---------- Recorded information
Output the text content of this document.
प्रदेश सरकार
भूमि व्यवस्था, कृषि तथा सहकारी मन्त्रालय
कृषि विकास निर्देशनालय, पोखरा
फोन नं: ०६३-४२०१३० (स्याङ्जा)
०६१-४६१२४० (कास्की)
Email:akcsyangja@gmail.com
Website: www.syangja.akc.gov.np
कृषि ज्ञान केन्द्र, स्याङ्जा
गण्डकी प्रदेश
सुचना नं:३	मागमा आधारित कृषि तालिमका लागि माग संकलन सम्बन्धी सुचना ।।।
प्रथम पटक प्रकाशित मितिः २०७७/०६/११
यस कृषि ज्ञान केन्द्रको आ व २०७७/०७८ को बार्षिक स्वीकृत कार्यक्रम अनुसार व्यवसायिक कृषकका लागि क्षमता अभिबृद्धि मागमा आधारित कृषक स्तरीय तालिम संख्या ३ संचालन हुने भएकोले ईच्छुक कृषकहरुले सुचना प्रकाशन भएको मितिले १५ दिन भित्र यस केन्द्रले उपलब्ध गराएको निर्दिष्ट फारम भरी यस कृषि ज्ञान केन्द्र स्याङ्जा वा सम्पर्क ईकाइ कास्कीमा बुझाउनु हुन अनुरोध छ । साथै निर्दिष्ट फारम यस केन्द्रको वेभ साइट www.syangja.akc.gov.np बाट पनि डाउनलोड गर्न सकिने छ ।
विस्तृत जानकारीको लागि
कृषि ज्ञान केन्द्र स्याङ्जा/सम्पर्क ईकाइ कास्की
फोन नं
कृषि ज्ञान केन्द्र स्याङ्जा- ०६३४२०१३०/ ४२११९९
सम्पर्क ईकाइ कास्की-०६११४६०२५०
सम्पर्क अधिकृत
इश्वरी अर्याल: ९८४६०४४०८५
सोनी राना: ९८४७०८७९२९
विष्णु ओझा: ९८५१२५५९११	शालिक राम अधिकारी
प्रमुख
--------------------
---------- Recorded information
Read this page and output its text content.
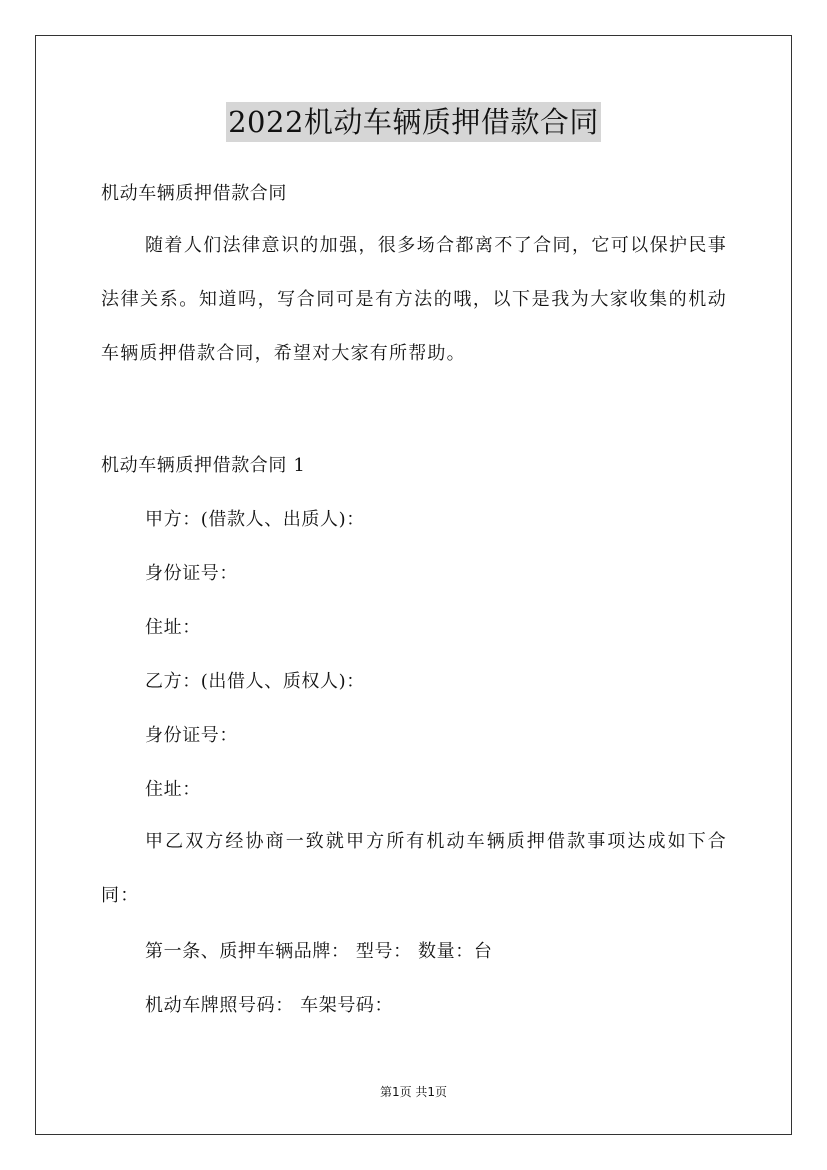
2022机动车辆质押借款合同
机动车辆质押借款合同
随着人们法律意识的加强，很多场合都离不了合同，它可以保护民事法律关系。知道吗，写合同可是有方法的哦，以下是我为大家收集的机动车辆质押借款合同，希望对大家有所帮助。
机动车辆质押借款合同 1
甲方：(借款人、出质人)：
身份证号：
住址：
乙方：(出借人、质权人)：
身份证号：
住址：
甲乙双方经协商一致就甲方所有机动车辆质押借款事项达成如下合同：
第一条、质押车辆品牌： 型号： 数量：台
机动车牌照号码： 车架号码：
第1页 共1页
--------------------
---------- Recorded information
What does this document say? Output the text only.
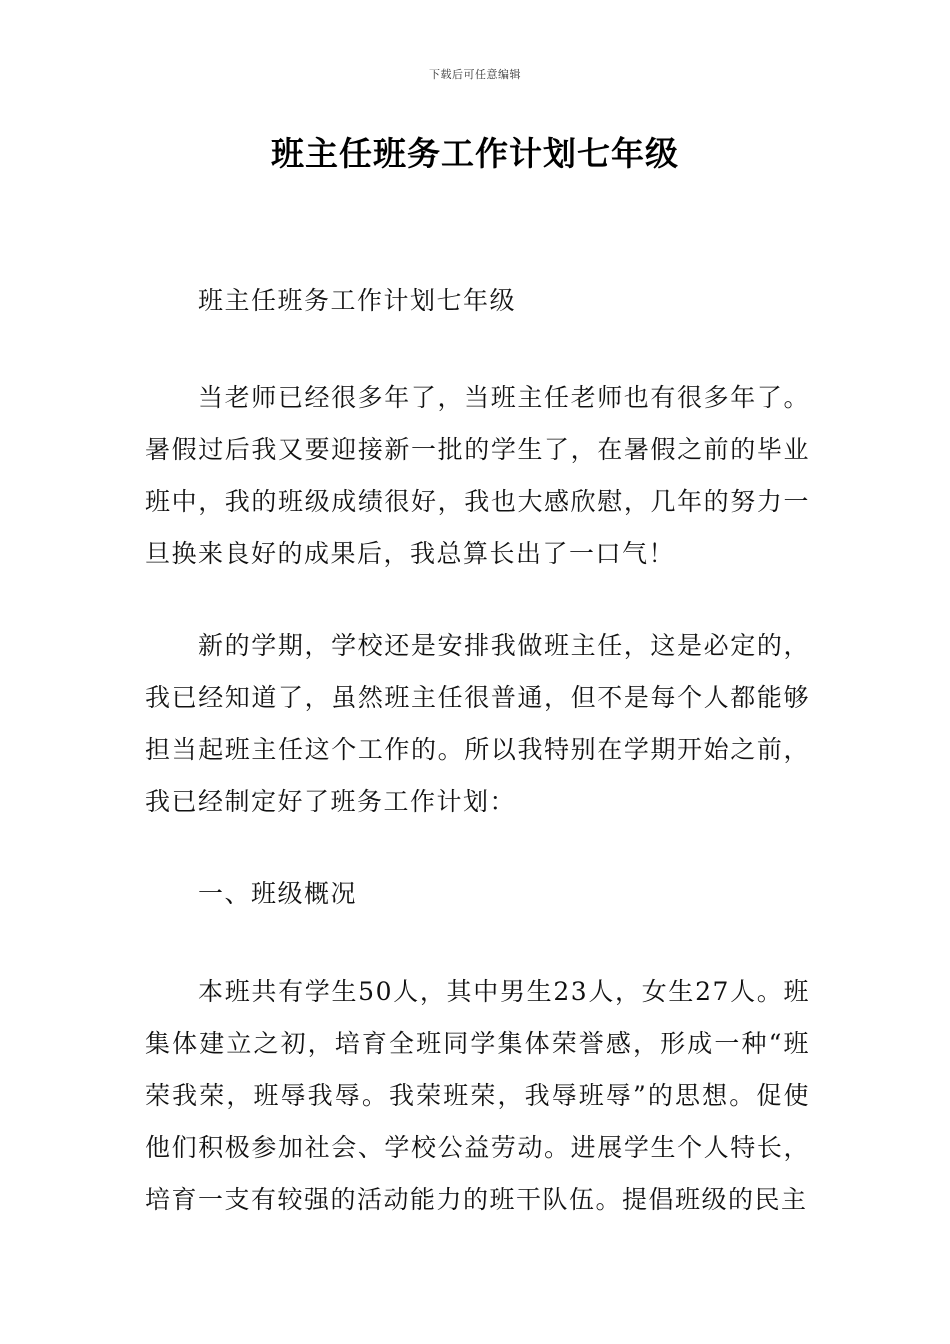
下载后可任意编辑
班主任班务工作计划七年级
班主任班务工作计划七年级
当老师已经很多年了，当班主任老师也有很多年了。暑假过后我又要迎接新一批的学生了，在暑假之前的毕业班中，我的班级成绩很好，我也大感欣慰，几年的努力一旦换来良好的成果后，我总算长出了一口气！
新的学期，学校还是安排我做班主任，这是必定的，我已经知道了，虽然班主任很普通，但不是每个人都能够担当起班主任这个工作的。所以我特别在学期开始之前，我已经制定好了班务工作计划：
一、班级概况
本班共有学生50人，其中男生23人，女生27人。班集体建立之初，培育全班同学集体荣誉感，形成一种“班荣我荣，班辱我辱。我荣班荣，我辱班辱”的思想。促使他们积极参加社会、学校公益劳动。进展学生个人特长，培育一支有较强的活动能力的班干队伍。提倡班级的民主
--------------------
_What needs to be done_
Across the records, count the lines holding the string "this". Give the number and stop.

_Expected answer_
3